[Data records]
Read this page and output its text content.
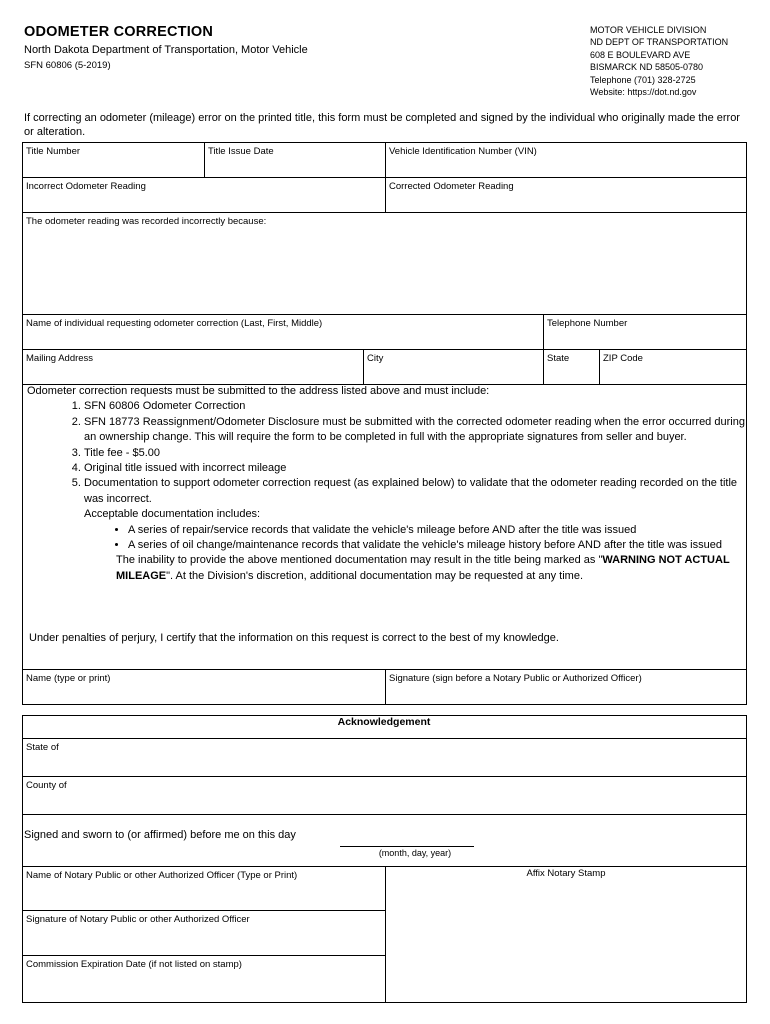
ODOMETER CORRECTION
North Dakota Department of Transportation, Motor Vehicle
SFN 60806 (5-2019)
MOTOR VEHICLE DIVISION
ND DEPT OF TRANSPORTATION
608 E BOULEVARD AVE
BISMARCK ND 58505-0780
Telephone (701) 328-2725
Website: https://dot.nd.gov
If correcting an odometer (mileage) error on the printed title, this form must be completed and signed by the individual who originally made the error or alteration.
Title Number	Title Issue Date	Vehicle Identification Number (VIN)
Incorrect Odometer Reading	Corrected Odometer Reading
The odometer reading was recorded incorrectly because:
Name of individual requesting odometer correction (Last, First, Middle)	Telephone Number
Mailing Address	City	State	ZIP Code
Odometer correction requests must be submitted to the address listed above and must include:
1. SFN 60806 Odometer Correction
2. SFN 18773 Reassignment/Odometer Disclosure must be submitted with the corrected odometer reading when the error occurred during an ownership change. This will require the form to be completed in full with the appropriate signatures from seller and buyer.
3. Title fee - $5.00
4. Original title issued with incorrect mileage
5. Documentation to support odometer correction request (as explained below) to validate that the odometer reading recorded on the title was incorrect.
Acceptable documentation includes:
• A series of repair/service records that validate the vehicle's mileage before AND after the title was issued
• A series of oil change/maintenance records that validate the vehicle's mileage history before AND after the title was issued
The inability to provide the above mentioned documentation may result in the title being marked as "WARNING NOT ACTUAL MILEAGE". At the Division's discretion, additional documentation may be requested at any time.
Under penalties of perjury, I certify that the information on this request is correct to the best of my knowledge.
Name (type or print)	Signature (sign before a Notary Public or Authorized Officer)
Acknowledgement
State of
County of
Signed and sworn to (or affirmed) before me on this day
(month, day, year)
Name of Notary Public or other Authorized Officer (Type or Print)
Signature of Notary Public or other Authorized Officer
Commission Expiration Date (if not listed on stamp)
Affix Notary Stamp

** GOAL OF THE EXERCISE **
Retype each entry precisely. Skip images entirely.

** TASK OUTPUT **
Read this page and output its text content.
ODOMETER CORRECTION
North Dakota Department of Transportation, Motor Vehicle
SFN 60806 (5-2019)
MOTOR VEHICLE DIVISION
ND DEPT OF TRANSPORTATION
608 E BOULEVARD AVE
BISMARCK ND 58505-0780
Telephone (701) 328-2725
Website: https://dot.nd.gov
If correcting an odometer (mileage) error on the printed title, this form must be completed and signed by the individual who originally made the error or alteration.
Title Number	Title Issue Date	Vehicle Identification Number (VIN)
Incorrect Odometer Reading	Corrected Odometer Reading
The odometer reading was recorded incorrectly because:
Name of individual requesting odometer correction (Last, First, Middle)	Telephone Number
Mailing Address	City	State	ZIP Code
Odometer correction requests must be submitted to the address listed above and must include:
1. SFN 60806 Odometer Correction
2. SFN 18773 Reassignment/Odometer Disclosure must be submitted with the corrected odometer reading when the error occurred during an ownership change. This will require the form to be completed in full with the appropriate signatures from seller and buyer.
3. Title fee - $5.00
4. Original title issued with incorrect mileage
5. Documentation to support odometer correction request (as explained below) to validate that the odometer reading recorded on the title was incorrect.
Acceptable documentation includes:
• A series of repair/service records that validate the vehicle's mileage before AND after the title was issued
• A series of oil change/maintenance records that validate the vehicle's mileage history before AND after the title was issued
The inability to provide the above mentioned documentation may result in the title being marked as "WARNING NOT ACTUAL MILEAGE". At the Division's discretion, additional documentation may be requested at any time.
Under penalties of perjury, I certify that the information on this request is correct to the best of my knowledge.
Name (type or print)	Signature (sign before a Notary Public or Authorized Officer)
Acknowledgement
State of
County of
Signed and sworn to (or affirmed) before me on this day
(month, day, year)
Name of Notary Public or other Authorized Officer (Type or Print)
Signature of Notary Public or other Authorized Officer
Commission Expiration Date (if not listed on stamp)
Affix Notary Stamp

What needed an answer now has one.